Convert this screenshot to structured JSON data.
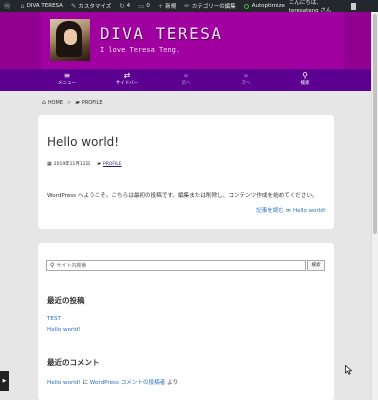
{
  "adminbar": {
    "wp_icon": "wordpress-icon",
    "site_name": "DIVA TERESA",
    "customize": "カスタマイズ",
    "updates_count": "4",
    "comments_count": "0",
    "new": "新規",
    "edit_category": "カテゴリーの編集",
    "autoptimize": "Autoptimize",
    "greeting": "こんにちは、 teresateng さん"
  },
  "header": {
    "title": "DIVA TERESA",
    "description": "I love Teresa Teng."
  },
  "nav": [
    {
      "icon": "≡",
      "label": "メニュー"
    },
    {
      "icon": "⇄",
      "label": "サイドバー"
    },
    {
      "icon": "«",
      "label": "前へ"
    },
    {
      "icon": "»",
      "label": "次へ"
    },
    {
      "icon": "⚲",
      "label": "検索"
    }
  ],
  "breadcrumb": {
    "home": "HOME",
    "sep": ">",
    "current": "PROFILE"
  },
  "post": {
    "title": "Hello world!",
    "date": "2019年11月12日",
    "category": "PROFILE",
    "body": "WordPress へようこそ。こちらは最初の投稿です。編集または削除し、コンテンツ作成を始めてください。",
    "read_more": "記事を読む ≫ Hello world!"
  },
  "sidebar": {
    "search_placeholder": "サイト内検索",
    "search_button": "検索",
    "recent_posts_title": "最近の投稿",
    "recent_posts": [
      "TEST",
      "Hello world!"
    ],
    "recent_comments_title": "最近のコメント",
    "comment": {
      "post": "Hello world!",
      "on": " に ",
      "author": "WordPress コメントの投稿者",
      "by": " より"
    }
  },
  "colors": {
    "adminbar": "#23282d",
    "header": "#a000a0",
    "nav": "#5c0092",
    "link": "#2a6fc4"
  }
}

☆ ☆ ☆ ☆ ☆

### Brief
Without the pictures, write out all of the material exactly.

### Written answer
Convert this screenshot to structured JSON data.
{
  "adminbar": {
    "wp_icon": "wordpress-icon",
    "site_name": "DIVA TERESA",
    "customize": "カスタマイズ",
    "updates_count": "4",
    "comments_count": "0",
    "new": "新規",
    "edit_category": "カテゴリーの編集",
    "autoptimize": "Autoptimize",
    "greeting": "こんにちは、 teresateng さん"
  },
  "header": {
    "title": "DIVA TERESA",
    "description": "I love Teresa Teng."
  },
  "nav": [
    {
      "icon": "≡",
      "label": "メニュー"
    },
    {
      "icon": "⇄",
      "label": "サイドバー"
    },
    {
      "icon": "«",
      "label": "前へ"
    },
    {
      "icon": "»",
      "label": "次へ"
    },
    {
      "icon": "⚲",
      "label": "検索"
    }
  ],
  "breadcrumb": {
    "home": "HOME",
    "sep": ">",
    "current": "PROFILE"
  },
  "post": {
    "title": "Hello world!",
    "date": "2019年11月12日",
    "category": "PROFILE",
    "body": "WordPress へようこそ。こちらは最初の投稿です。編集または削除し、コンテンツ作成を始めてください。",
    "read_more": "記事を読む ≫ Hello world!"
  },
  "sidebar": {
    "search_placeholder": "サイト内検索",
    "search_button": "検索",
    "recent_posts_title": "最近の投稿",
    "recent_posts": [
      "TEST",
      "Hello world!"
    ],
    "recent_comments_title": "最近のコメント",
    "comment": {
      "post": "Hello world!",
      "on": " に ",
      "author": "WordPress コメントの投稿者",
      "by": " より"
    }
  },
  "colors": {
    "adminbar": "#23282d",
    "header": "#a000a0",
    "nav": "#5c0092",
    "link": "#2a6fc4"
  }
}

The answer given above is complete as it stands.